◆ **Aim**
Leave out the pictures and copy everything else in the entries exactly.

◆ **Given records**
══════════

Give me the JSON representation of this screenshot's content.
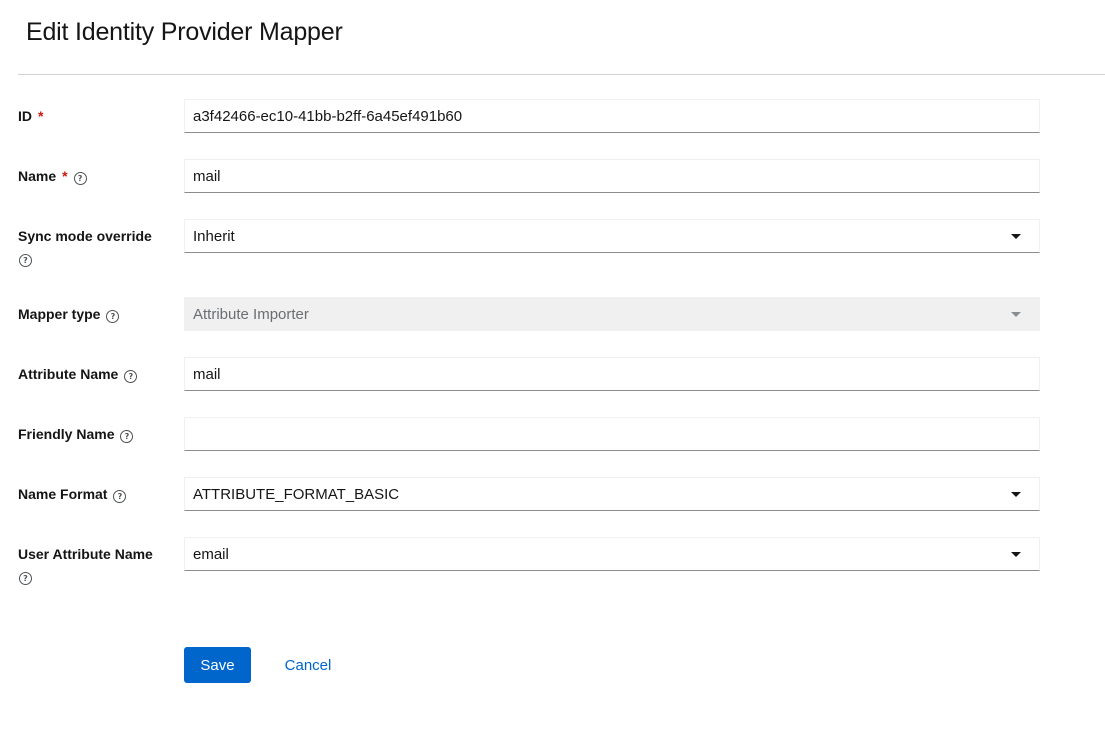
{
  "page": {
    "title": "Edit Identity Provider Mapper"
  },
  "form": {
    "id": {
      "label": "ID",
      "required_mark": "*",
      "value": "a3f42466-ec10-41bb-b2ff-6a45ef491b60"
    },
    "name": {
      "label": "Name",
      "required_mark": "*",
      "help_icon": "?",
      "value": "mail"
    },
    "sync_mode_override": {
      "label": "Sync mode override",
      "help_icon": "?",
      "value": "Inherit"
    },
    "mapper_type": {
      "label": "Mapper type",
      "help_icon": "?",
      "value": "Attribute Importer",
      "disabled": true
    },
    "attribute_name": {
      "label": "Attribute Name",
      "help_icon": "?",
      "value": "mail"
    },
    "friendly_name": {
      "label": "Friendly Name",
      "help_icon": "?",
      "value": ""
    },
    "name_format": {
      "label": "Name Format",
      "help_icon": "?",
      "value": "ATTRIBUTE_FORMAT_BASIC"
    },
    "user_attribute_name": {
      "label": "User Attribute Name",
      "help_icon": "?",
      "value": "email"
    }
  },
  "actions": {
    "save_label": "Save",
    "cancel_label": "Cancel"
  },
  "colors": {
    "primary": "#0066cc",
    "required": "#c9190b",
    "disabled_bg": "#f0f0f0",
    "border_bottom": "#8a8d90"
  }
}
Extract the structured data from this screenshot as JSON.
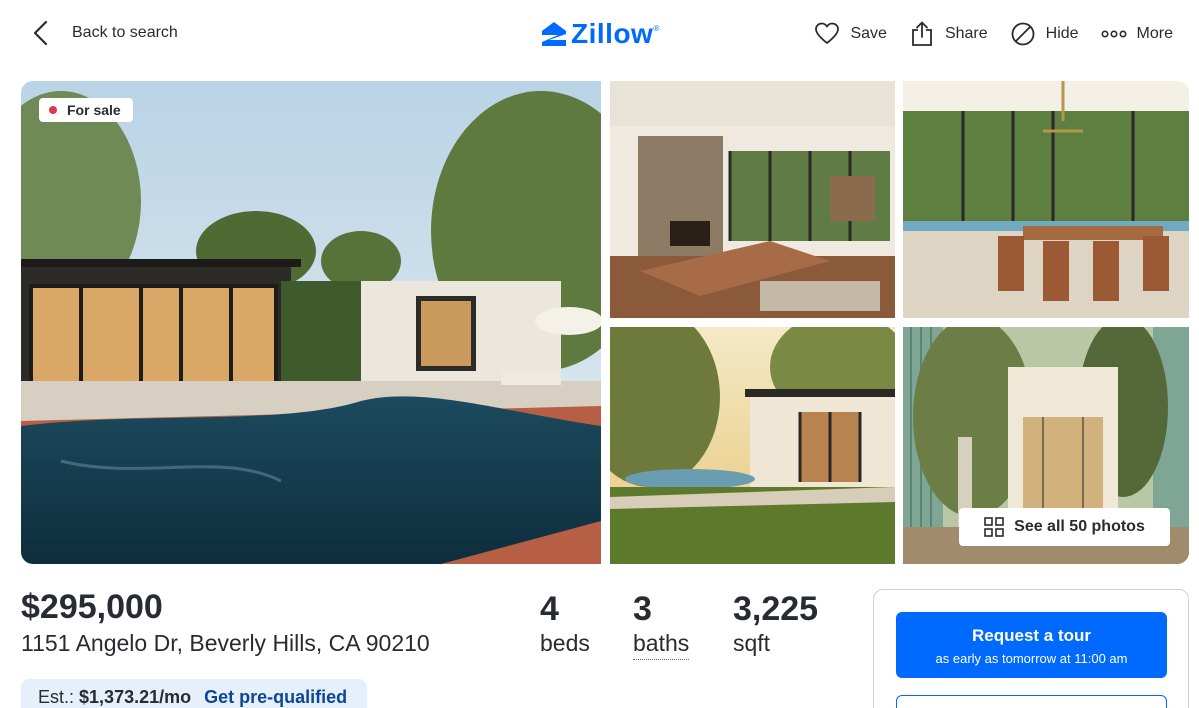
{
  "header": {
    "back_label": "Back to search",
    "logo_text": "Zillow",
    "logo_mark": "®",
    "actions": [
      {
        "icon": "heart-icon",
        "label": "Save"
      },
      {
        "icon": "share-icon",
        "label": "Share"
      },
      {
        "icon": "hide-icon",
        "label": "Hide"
      },
      {
        "icon": "more-icon",
        "label": "More"
      }
    ]
  },
  "gallery": {
    "status_badge": "For sale",
    "see_all_label": "See all 50 photos",
    "photos": [
      "pool-exterior-photo",
      "living-room-photo",
      "dining-room-photo",
      "backyard-sunset-photo",
      "courtyard-photo"
    ]
  },
  "listing": {
    "price": "$295,000",
    "address": "1151 Angelo Dr, Beverly Hills, CA 90210",
    "beds": {
      "value": "4",
      "unit": "beds"
    },
    "baths": {
      "value": "3",
      "unit": "baths"
    },
    "sqft": {
      "value": "3,225",
      "unit": "sqft"
    },
    "estimate_prefix": "Est.:",
    "estimate_amount": "$1,373.21/mo",
    "prequalify_label": "Get pre-qualified"
  },
  "tour": {
    "button_title": "Request a tour",
    "button_subtitle": "as early as tomorrow at 11:00 am"
  },
  "colors": {
    "brand": "#006aff",
    "status_dot": "#e0374b",
    "estimate_bg": "#e6f0fb",
    "link": "#0d4599"
  }
}
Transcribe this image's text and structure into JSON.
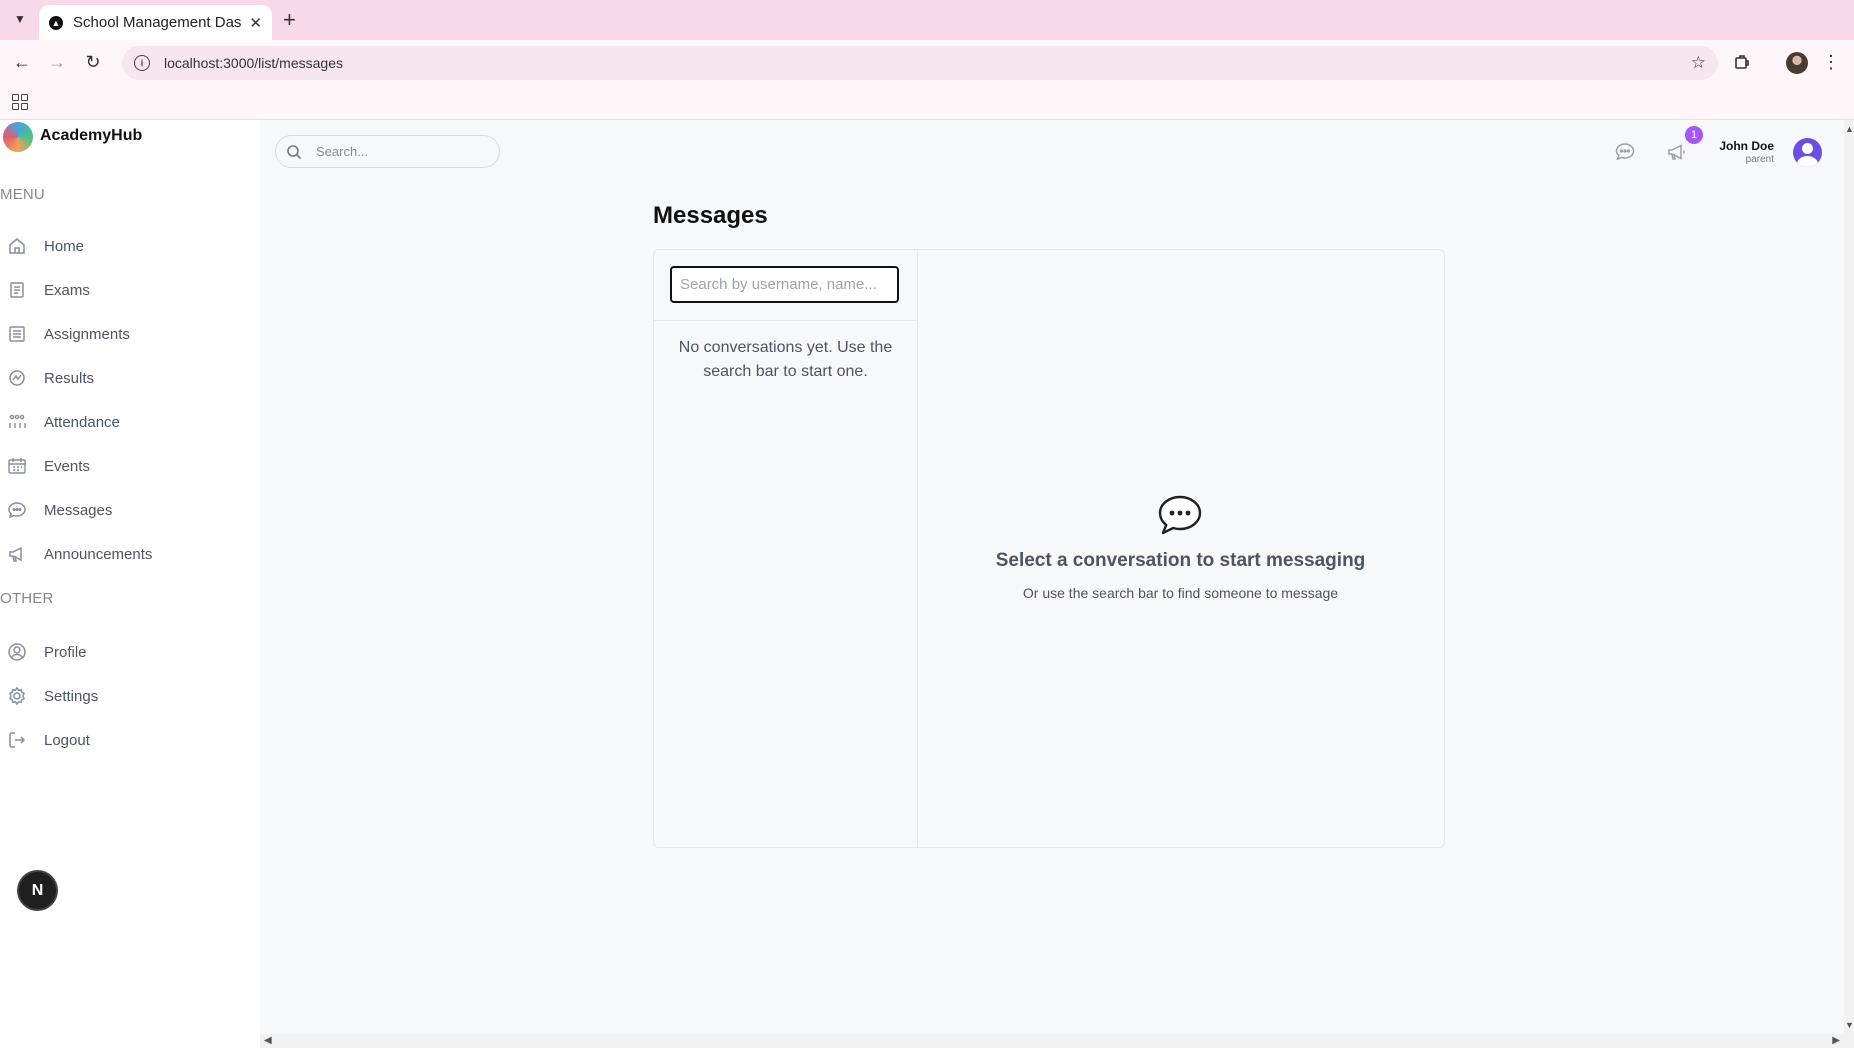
{
  "browser": {
    "tab_title": "School Management Das",
    "url": "localhost:3000/list/messages"
  },
  "app": {
    "brand": "AcademyHub",
    "search_placeholder": "Search...",
    "notification_count": "1",
    "user": {
      "name": "John Doe",
      "role": "parent"
    },
    "next_badge": "N"
  },
  "sidebar": {
    "menu_label": "MENU",
    "other_label": "OTHER",
    "menu_items": [
      {
        "label": "Home",
        "icon": "home-icon"
      },
      {
        "label": "Exams",
        "icon": "exam-icon"
      },
      {
        "label": "Assignments",
        "icon": "assignment-icon"
      },
      {
        "label": "Results",
        "icon": "results-icon"
      },
      {
        "label": "Attendance",
        "icon": "attendance-icon"
      },
      {
        "label": "Events",
        "icon": "calendar-icon"
      },
      {
        "label": "Messages",
        "icon": "message-icon"
      },
      {
        "label": "Announcements",
        "icon": "megaphone-icon"
      }
    ],
    "other_items": [
      {
        "label": "Profile",
        "icon": "profile-icon"
      },
      {
        "label": "Settings",
        "icon": "gear-icon"
      },
      {
        "label": "Logout",
        "icon": "logout-icon"
      }
    ]
  },
  "messages": {
    "title": "Messages",
    "search_placeholder": "Search by username, name...",
    "empty_list": "No conversations yet. Use the search bar to start one.",
    "empty_chat_title": "Select a conversation to start messaging",
    "empty_chat_subtitle": "Or use the search bar to find someone to message"
  }
}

══════════

◆ **Output**
Give me the JSON representation of this screenshot's content.
{
  "page": {
    "title": "Edit Identity Provider Mapper"
  },
  "form": {
    "id": {
      "label": "ID",
      "required_mark": "*",
      "value": "a3f42466-ec10-41bb-b2ff-6a45ef491b60"
    },
    "name": {
      "label": "Name",
      "required_mark": "*",
      "help_icon": "?",
      "value": "mail"
    },
    "sync_mode_override": {
      "label": "Sync mode override",
      "help_icon": "?",
      "value": "Inherit"
    },
    "mapper_type": {
      "label": "Mapper type",
      "help_icon": "?",
      "value": "Attribute Importer",
      "disabled": true
    },
    "attribute_name": {
      "label": "Attribute Name",
      "help_icon": "?",
      "value": "mail"
    },
    "friendly_name": {
      "label": "Friendly Name",
      "help_icon": "?",
      "value": ""
    },
    "name_format": {
      "label": "Name Format",
      "help_icon": "?",
      "value": "ATTRIBUTE_FORMAT_BASIC"
    },
    "user_attribute_name": {
      "label": "User Attribute Name",
      "help_icon": "?",
      "value": "email"
    }
  },
  "actions": {
    "save_label": "Save",
    "cancel_label": "Cancel"
  },
  "colors": {
    "primary": "#0066cc",
    "required": "#c9190b",
    "disabled_bg": "#f0f0f0",
    "border_bottom": "#8a8d90"
  }
}
Extract the structured data from this screenshot as JSON.
{
  "header": {
    "back_label": "Back to search",
    "logo_text": "Zillow",
    "logo_mark": "®",
    "actions": [
      {
        "icon": "heart-icon",
        "label": "Save"
      },
      {
        "icon": "share-icon",
        "label": "Share"
      },
      {
        "icon": "hide-icon",
        "label": "Hide"
      },
      {
        "icon": "more-icon",
        "label": "More"
      }
    ]
  },
  "gallery": {
    "status_badge": "For sale",
    "see_all_label": "See all 50 photos",
    "photos": [
      "pool-exterior-photo",
      "living-room-photo",
      "dining-room-photo",
      "backyard-sunset-photo",
      "courtyard-photo"
    ]
  },
  "listing": {
    "price": "$295,000",
    "address": "1151 Angelo Dr, Beverly Hills, CA 90210",
    "beds": {
      "value": "4",
      "unit": "beds"
    },
    "baths": {
      "value": "3",
      "unit": "baths"
    },
    "sqft": {
      "value": "3,225",
      "unit": "sqft"
    },
    "estimate_prefix": "Est.:",
    "estimate_amount": "$1,373.21/mo",
    "prequalify_label": "Get pre-qualified"
  },
  "tour": {
    "button_title": "Request a tour",
    "button_subtitle": "as early as tomorrow at 11:00 am"
  },
  "colors": {
    "brand": "#006aff",
    "status_dot": "#e0374b",
    "estimate_bg": "#e6f0fb",
    "link": "#0d4599"
  }
}
Transcribe this image's text and structure into JSON.
{
  "browser": {
    "tab_title": "School Management Das",
    "url": "localhost:3000/list/messages"
  },
  "app": {
    "brand": "AcademyHub",
    "search_placeholder": "Search...",
    "notification_count": "1",
    "user": {
      "name": "John Doe",
      "role": "parent"
    },
    "next_badge": "N"
  },
  "sidebar": {
    "menu_label": "MENU",
    "other_label": "OTHER",
    "menu_items": [
      {
        "label": "Home",
        "icon": "home-icon"
      },
      {
        "label": "Exams",
        "icon": "exam-icon"
      },
      {
        "label": "Assignments",
        "icon": "assignment-icon"
      },
      {
        "label": "Results",
        "icon": "results-icon"
      },
      {
        "label": "Attendance",
        "icon": "attendance-icon"
      },
      {
        "label": "Events",
        "icon": "calendar-icon"
      },
      {
        "label": "Messages",
        "icon": "message-icon"
      },
      {
        "label": "Announcements",
        "icon": "megaphone-icon"
      }
    ],
    "other_items": [
      {
        "label": "Profile",
        "icon": "profile-icon"
      },
      {
        "label": "Settings",
        "icon": "gear-icon"
      },
      {
        "label": "Logout",
        "icon": "logout-icon"
      }
    ]
  },
  "messages": {
    "title": "Messages",
    "search_placeholder": "Search by username, name...",
    "empty_list": "No conversations yet. Use the search bar to start one.",
    "empty_chat_title": "Select a conversation to start messaging",
    "empty_chat_subtitle": "Or use the search bar to find someone to message"
  }
}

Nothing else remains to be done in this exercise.